→ **What you will do**:
In the listing below, count the lines containing the string "title" and state only the number.
▼
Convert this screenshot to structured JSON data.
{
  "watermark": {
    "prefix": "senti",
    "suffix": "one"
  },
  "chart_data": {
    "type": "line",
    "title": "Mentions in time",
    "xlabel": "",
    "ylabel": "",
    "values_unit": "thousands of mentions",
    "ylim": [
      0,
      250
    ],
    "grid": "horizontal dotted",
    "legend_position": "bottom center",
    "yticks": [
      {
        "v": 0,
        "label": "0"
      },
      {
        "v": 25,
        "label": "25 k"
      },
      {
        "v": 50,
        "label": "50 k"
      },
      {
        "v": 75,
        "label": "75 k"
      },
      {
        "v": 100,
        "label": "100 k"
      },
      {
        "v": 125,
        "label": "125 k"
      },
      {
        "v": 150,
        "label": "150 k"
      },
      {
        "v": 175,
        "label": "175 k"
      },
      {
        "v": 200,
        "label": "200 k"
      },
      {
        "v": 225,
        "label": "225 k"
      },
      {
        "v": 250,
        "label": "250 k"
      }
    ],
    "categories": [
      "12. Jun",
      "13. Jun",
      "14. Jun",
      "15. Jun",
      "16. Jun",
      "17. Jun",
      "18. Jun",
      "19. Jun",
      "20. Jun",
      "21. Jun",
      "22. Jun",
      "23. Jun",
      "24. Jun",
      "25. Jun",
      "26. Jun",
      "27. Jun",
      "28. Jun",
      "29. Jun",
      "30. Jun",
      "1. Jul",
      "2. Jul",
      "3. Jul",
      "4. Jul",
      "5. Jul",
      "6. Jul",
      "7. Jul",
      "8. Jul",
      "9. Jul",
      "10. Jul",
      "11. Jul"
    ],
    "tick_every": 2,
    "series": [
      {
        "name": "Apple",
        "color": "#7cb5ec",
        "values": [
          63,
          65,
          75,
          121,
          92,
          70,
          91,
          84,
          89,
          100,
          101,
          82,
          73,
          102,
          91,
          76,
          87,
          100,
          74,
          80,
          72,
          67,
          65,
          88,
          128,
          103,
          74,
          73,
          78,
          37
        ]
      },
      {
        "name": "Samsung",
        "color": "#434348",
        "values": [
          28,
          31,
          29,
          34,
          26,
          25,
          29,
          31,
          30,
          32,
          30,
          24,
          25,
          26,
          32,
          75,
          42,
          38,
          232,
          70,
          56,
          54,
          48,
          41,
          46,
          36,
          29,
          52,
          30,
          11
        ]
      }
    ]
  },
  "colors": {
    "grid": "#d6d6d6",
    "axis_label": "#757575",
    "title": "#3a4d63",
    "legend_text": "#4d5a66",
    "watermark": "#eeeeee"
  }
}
▲
→ **Correct response**:
2